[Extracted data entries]
## begin

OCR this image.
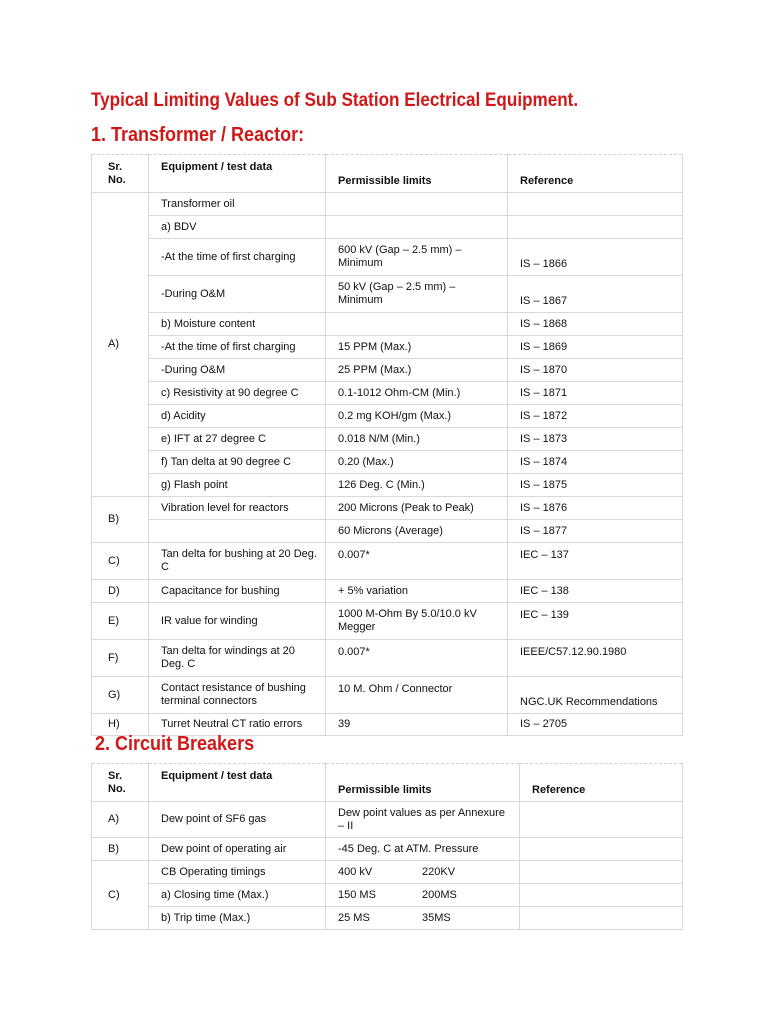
Typical Limiting Values of Sub Station Electrical Equipment.
1. Transformer / Reactor:
Sr. No.	Equipment / test data	Permissible limits	Reference
A)	Transformer oil		
	a) BDV		
	-At the time of first charging	600 kV (Gap – 2.5 mm) – Minimum	IS – 1866
	-During O&M	50 kV (Gap – 2.5 mm) – Minimum	IS – 1867
	b) Moisture content		IS – 1868
	-At the time of first charging	15 PPM (Max.)	IS – 1869
	-During O&M	25 PPM (Max.)	IS – 1870
	c) Resistivity at 90 degree C	0.1-1012 Ohm-CM (Min.)	IS – 1871
	d) Acidity	0.2 mg KOH/gm (Max.)	IS – 1872
	e) IFT at 27 degree C	0.018 N/M (Min.)	IS – 1873
	f) Tan delta at 90 degree C	0.20 (Max.)	IS – 1874
	g) Flash point	126 Deg. C (Min.)	IS – 1875
B)	Vibration level for reactors	200 Microns (Peak to Peak)	IS – 1876
		60 Microns (Average)	IS – 1877
C)	Tan delta for bushing at 20 Deg. C	0.007*	IEC – 137
D)	Capacitance for bushing	+ 5% variation	IEC – 138
E)	IR value for winding	1000 M-Ohm By 5.0/10.0 kV Megger	IEC – 139
F)	Tan delta for windings at 20 Deg. C	0.007*	IEEE/C57.12.90.1980
G)	Contact resistance of bushing terminal connectors	10 M. Ohm / Connector	NGC.UK Recommendations
H)	Turret Neutral CT ratio errors	39	IS – 2705
2. Circuit Breakers
Sr. No.	Equipment / test data	Permissible limits	Reference
A)	Dew point of SF6 gas	Dew point values as per Annexure – II	
B)	Dew point of operating air	-45 Deg. C at ATM. Pressure	
C)	CB Operating timings	400 kV 220KV	

	a) Closing time (Max.)	150 MS 200MS	

	b) Trip time (Max.)	25 MS 35MS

## end

Quote the material in full and exactly; do not carry over its pictures.

REPLY TO THE EXERCISE →
OCR this image.
Typical Limiting Values of Sub Station Electrical Equipment.
1. Transformer / Reactor:
Sr. No.	Equipment / test data	Permissible limits	Reference
A)	Transformer oil		
	a) BDV		
	-At the time of first charging	600 kV (Gap – 2.5 mm) – Minimum	IS – 1866
	-During O&M	50 kV (Gap – 2.5 mm) – Minimum	IS – 1867
	b) Moisture content		IS – 1868
	-At the time of first charging	15 PPM (Max.)	IS – 1869
	-During O&M	25 PPM (Max.)	IS – 1870
	c) Resistivity at 90 degree C	0.1-1012 Ohm-CM (Min.)	IS – 1871
	d) Acidity	0.2 mg KOH/gm (Max.)	IS – 1872
	e) IFT at 27 degree C	0.018 N/M (Min.)	IS – 1873
	f) Tan delta at 90 degree C	0.20 (Max.)	IS – 1874
	g) Flash point	126 Deg. C (Min.)	IS – 1875
B)	Vibration level for reactors	200 Microns (Peak to Peak)	IS – 1876
		60 Microns (Average)	IS – 1877
C)	Tan delta for bushing at 20 Deg. C	0.007*	IEC – 137
D)	Capacitance for bushing	+ 5% variation	IEC – 138
E)	IR value for winding	1000 M-Ohm By 5.0/10.0 kV Megger	IEC – 139
F)	Tan delta for windings at 20 Deg. C	0.007*	IEEE/C57.12.90.1980
G)	Contact resistance of bushing terminal connectors	10 M. Ohm / Connector	NGC.UK Recommendations
H)	Turret Neutral CT ratio errors	39	IS – 2705
2. Circuit Breakers
Sr. No.	Equipment / test data	Permissible limits	Reference
A)	Dew point of SF6 gas	Dew point values as per Annexure – II	
B)	Dew point of operating air	-45 Deg. C at ATM. Pressure	
C)	CB Operating timings	400 kV 220KV	

	a) Closing time (Max.)	150 MS 200MS	

	b) Trip time (Max.)	25 MS 35MS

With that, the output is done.